PROBLEM TO SOLVE.
Return a copy of each line that holds the string "tane".

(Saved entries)
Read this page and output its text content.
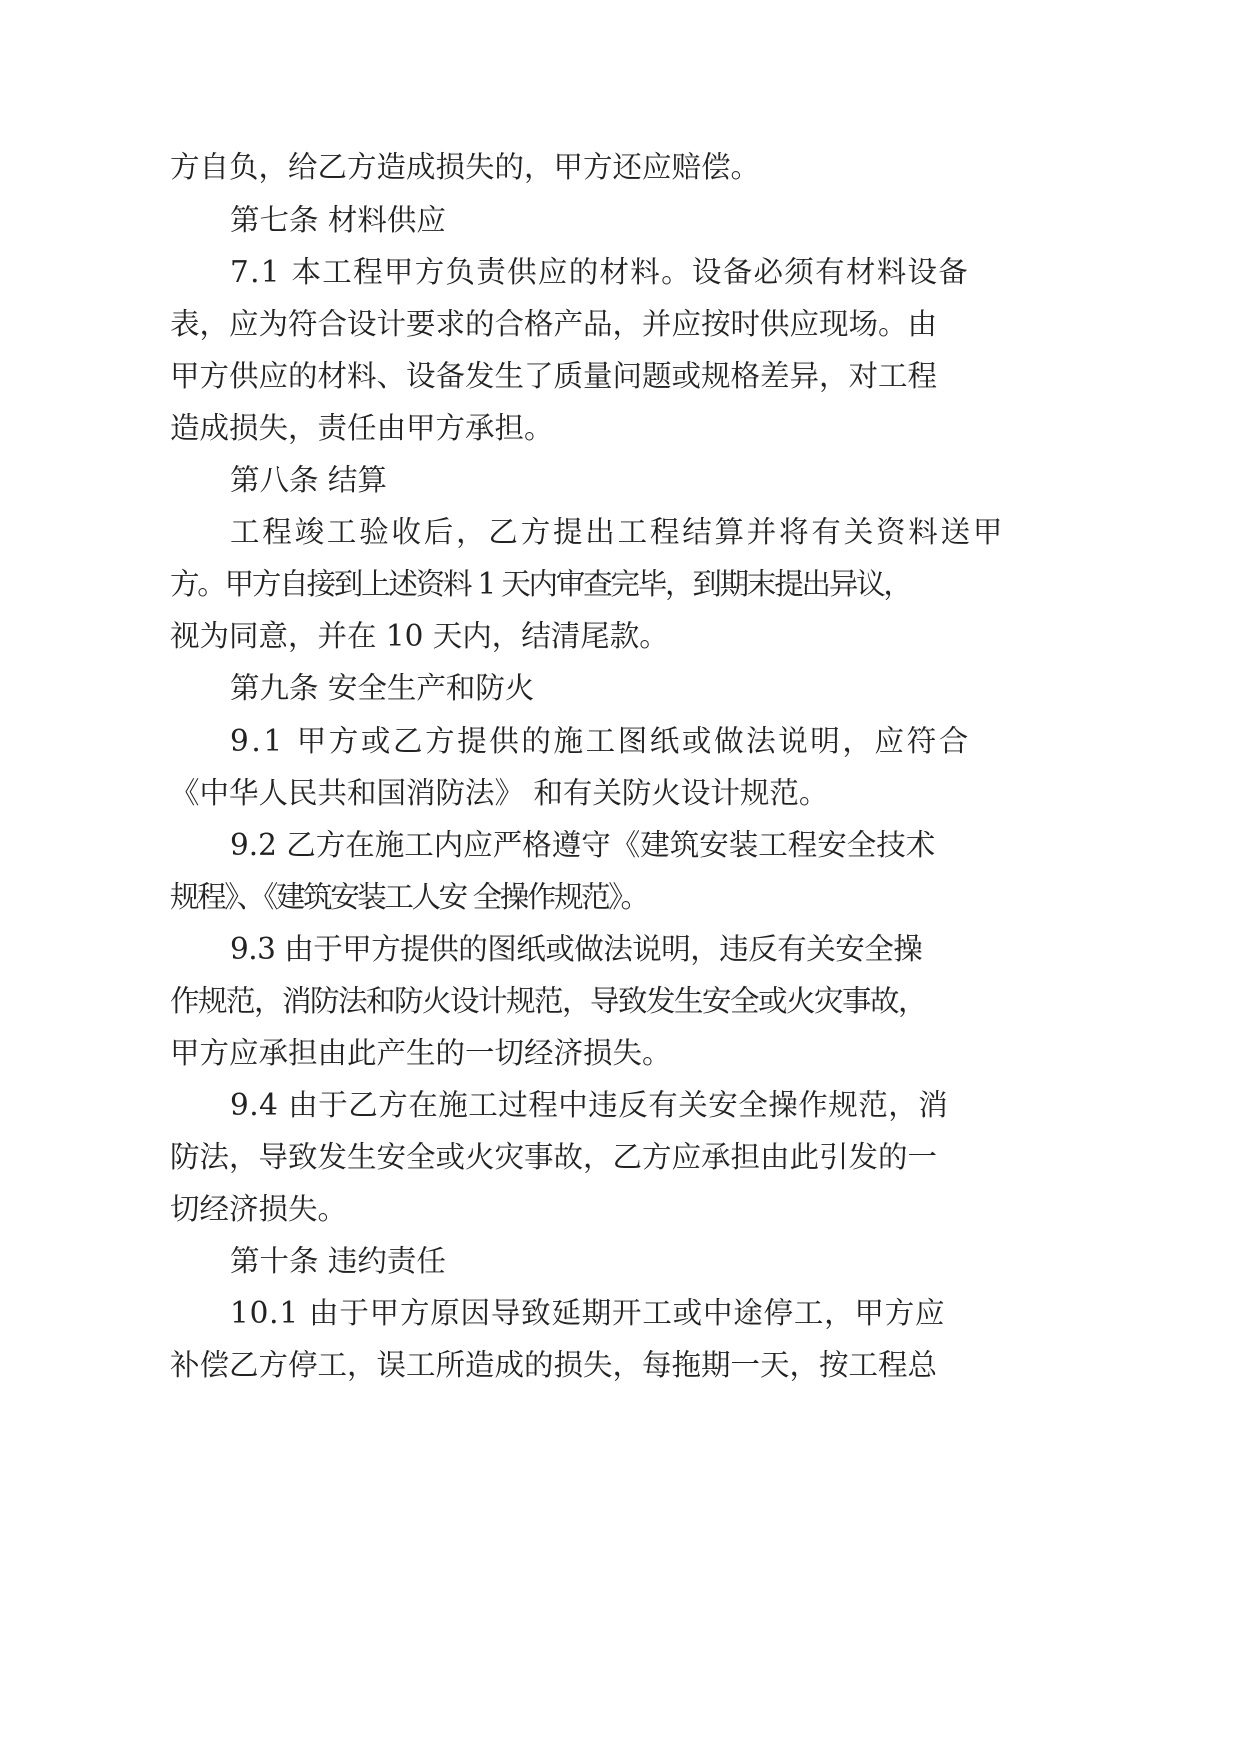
方自负，给乙方造成损失的，甲方还应赔偿。
第七条 材料供应
7.1 本工程甲方负责供应的材料。设备必须有材料设备
表，应为符合设计要求的合格产品，并应按时供应现场。由
甲方供应的材料、设备发生了质量问题或规格差异，对工程
造成损失，责任由甲方承担。
第八条 结算
工程竣工验收后，乙方提出工程结算并将有关资料送甲
方。甲方自接到上述资料 1 天内审查完毕，到期末提出异议，
视为同意，并在 10 天内，结清尾款。
第九条 安全生产和防火
9.1 甲方或乙方提供的施工图纸或做法说明，应符合
《中华人民共和国消防法》 和有关防火设计规范。
9.2 乙方在施工内应严格遵守《建筑安装工程安全技术
规程》、《建筑安装工人安 全操作规范》。
9.3 由于甲方提供的图纸或做法说明，违反有关安全操
作规范，消防法和防火设计规范，导致发生安全或火灾事故，
甲方应承担由此产生的一切经济损失。
9.4 由于乙方在施工过程中违反有关安全操作规范，消
防法，导致发生安全或火灾事故，乙方应承担由此引发的一
切经济损失。
第十条 违约责任
10.1 由于甲方原因导致延期开工或中途停工，甲方应
补偿乙方停工，误工所造成的损失，每拖期一天，按工程总
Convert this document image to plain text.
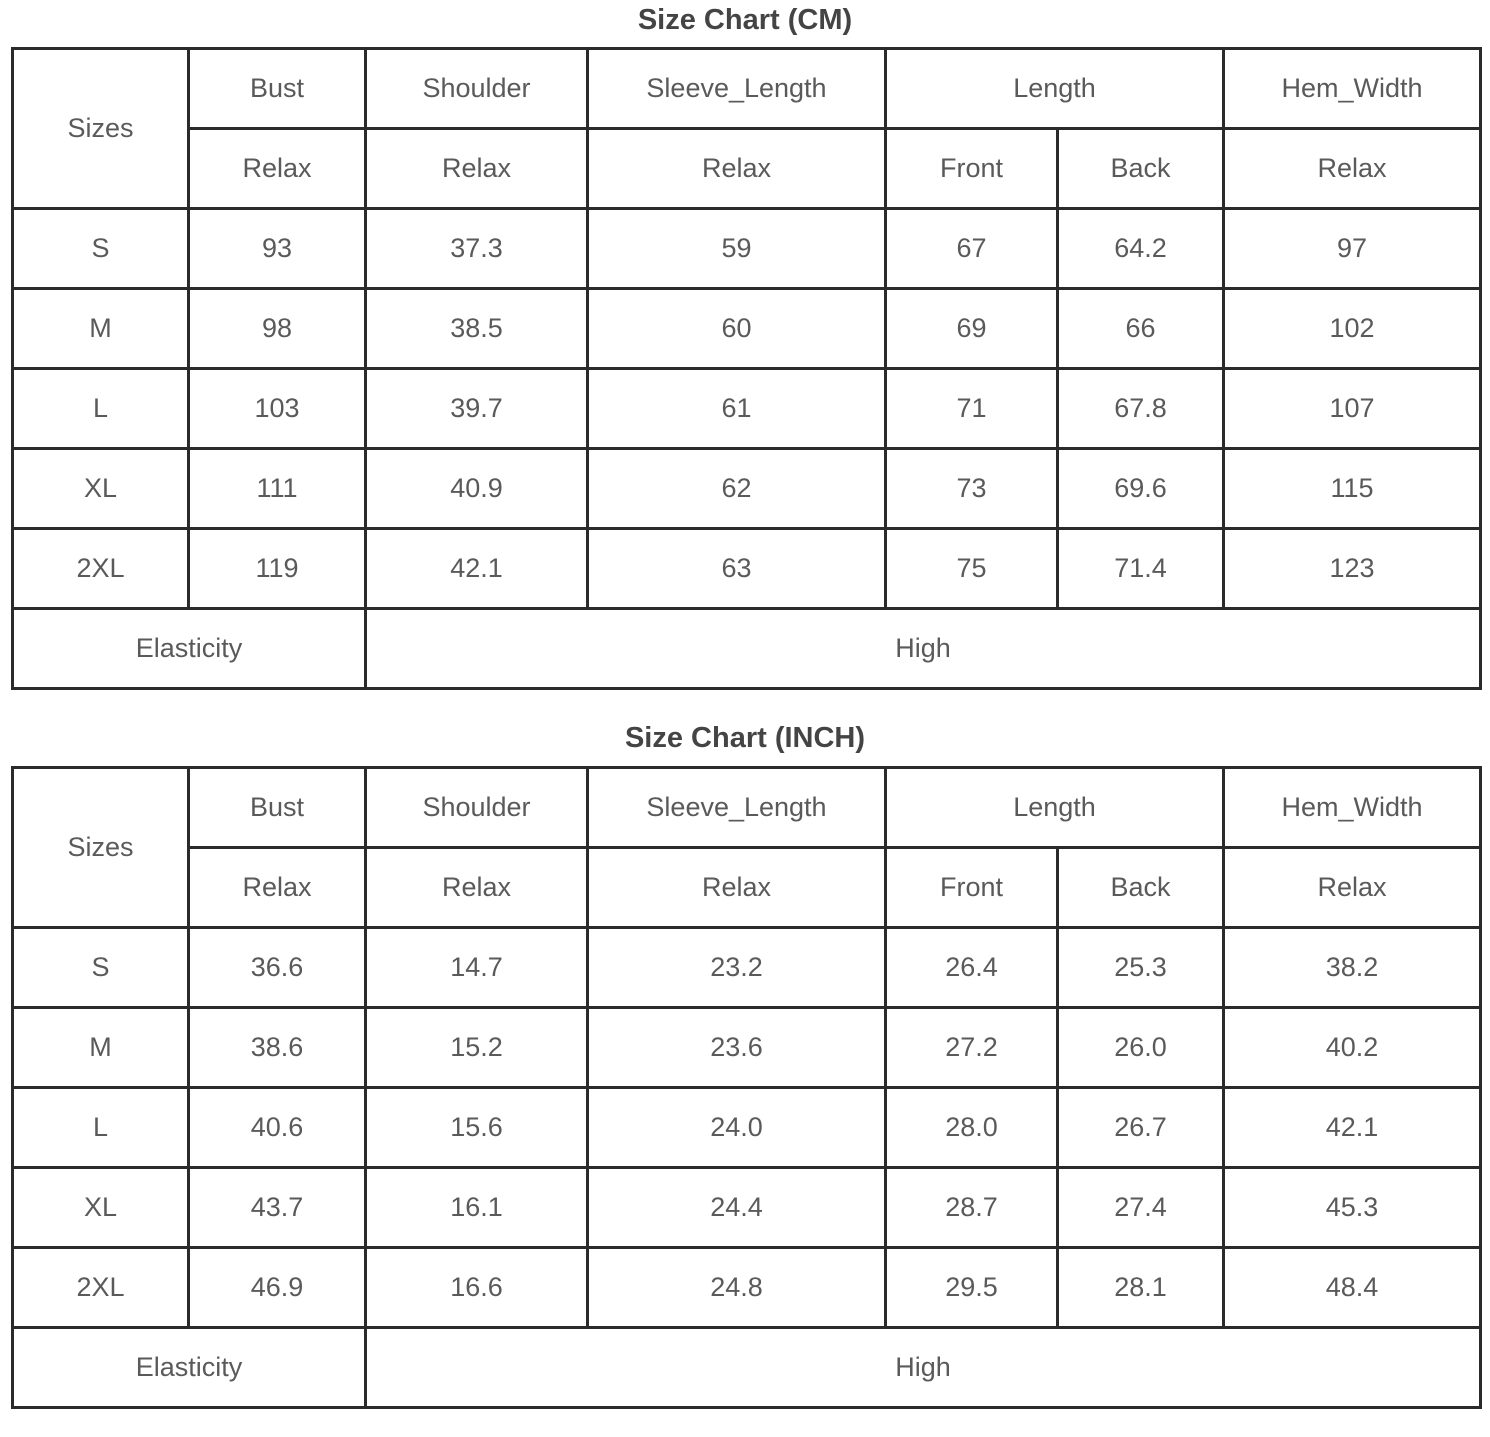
Size Chart (CM)
Sizes	Bust	Shoulder	Sleeve_Length	Length		Hem_Width
	Relax	Relax	Relax	Front	Back	Relax
S	93	37.3	59	67	64.2	97
M	98	38.5	60	69	66	102
L	103	39.7	61	71	67.8	107
XL	111	40.9	62	73	69.6	115
2XL	119	42.1	63	75	71.4	123
Elasticity		High				
Size Chart (INCH)
Sizes	Bust	Shoulder	Sleeve_Length	Length		Hem_Width
	Relax	Relax	Relax	Front	Back	Relax
S	36.6	14.7	23.2	26.4	25.3	38.2
M	38.6	15.2	23.6	27.2	26.0	40.2
L	40.6	15.6	24.0	28.0	26.7	42.1
XL	43.7	16.1	24.4	28.7	27.4	45.3
2XL	46.9	16.6	24.8	29.5	28.1	48.4
Elasticity		High				
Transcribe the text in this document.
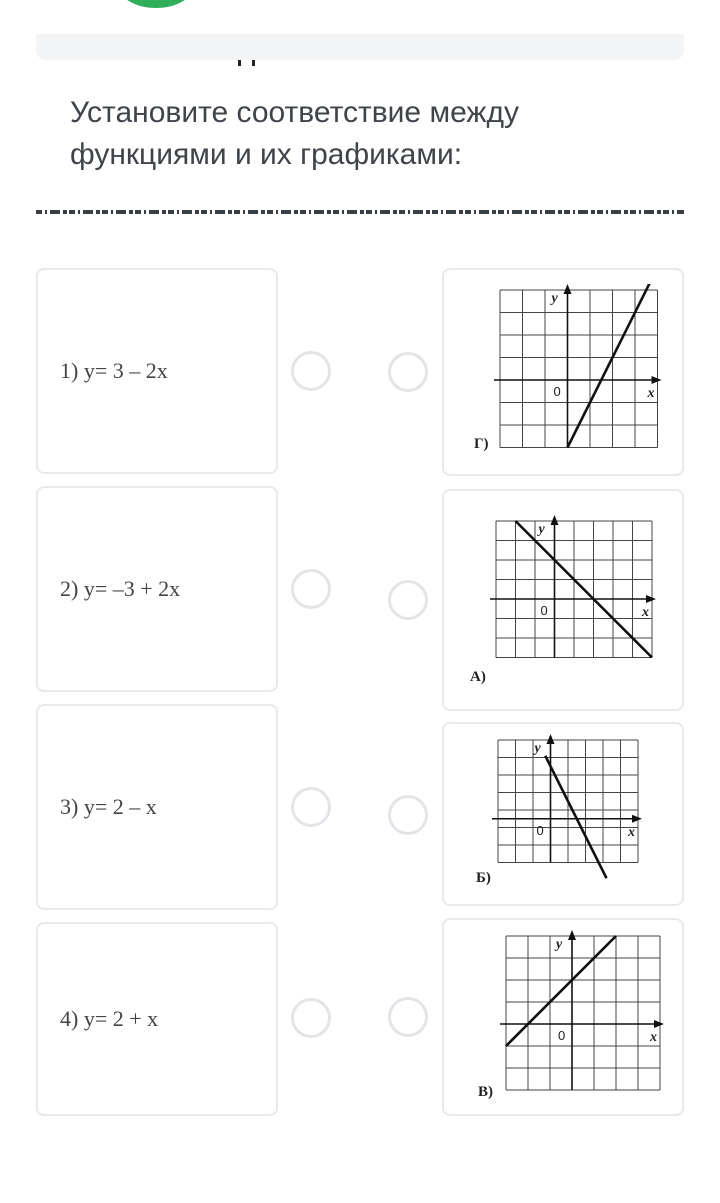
Установите соответствие между функциями и их графиками:
1) y= 3 – 2x
2) y= –3 + 2x
3) y= 2 – x
4) y= 2 + x
x
y
0
Г)
x
y
0
А)
x
y
0
Б)
x
y
0
В)
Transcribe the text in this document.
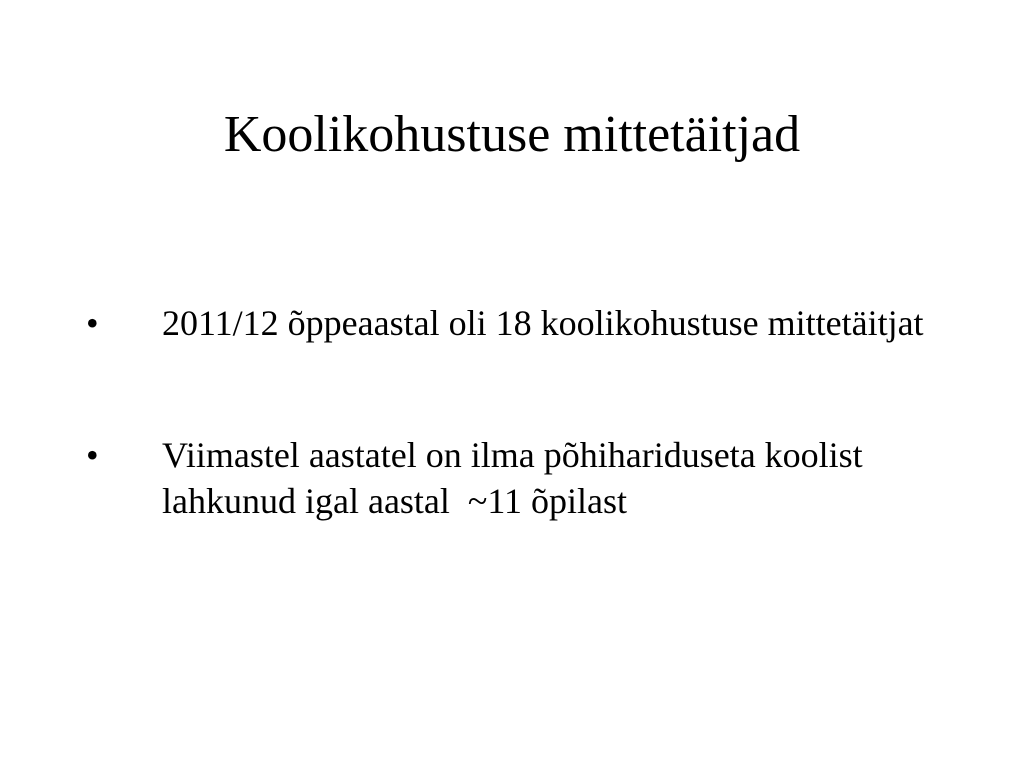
Koolikohustuse mittetäitjad
• 2011/12 õppeaastal oli 18 koolikohustuse mittetäitjat
• Viimastel aastatel on ilma põhihariduseta koolist lahkunud igal aastal  ~11 õpilast
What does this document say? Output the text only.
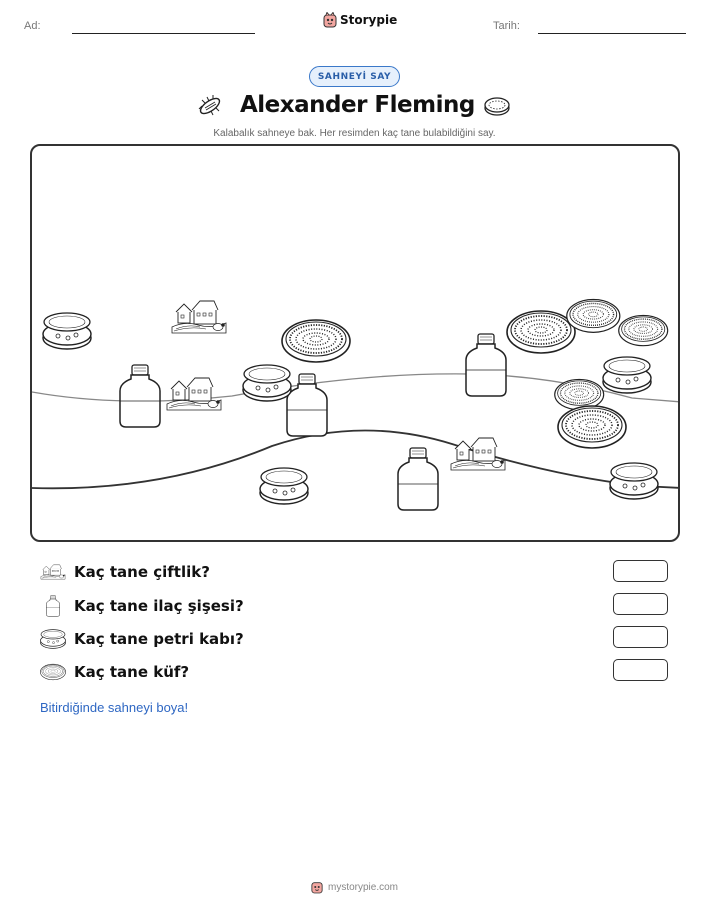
Ad:	Storypie	Tarih:
SAHNEYİ SAY
Alexander Fleming
Kalabalık sahneye bak. Her resimden kaç tane bulabildiğini say.
Kaç tane çiftlik?
Kaç tane ilaç şişesi?
Kaç tane petri kabı?
Kaç tane küf?
Bitirdiğinde sahneyi boya!
mystorypie.com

TASK SOLUTION.
Kalabalık sahneye bak. Her resimden kaç tane bulabildiğini say.
Kaç tane çiftlik?
Kaç tane ilaç şişesi?
Kaç tane petri kabı?
Kaç tane küf?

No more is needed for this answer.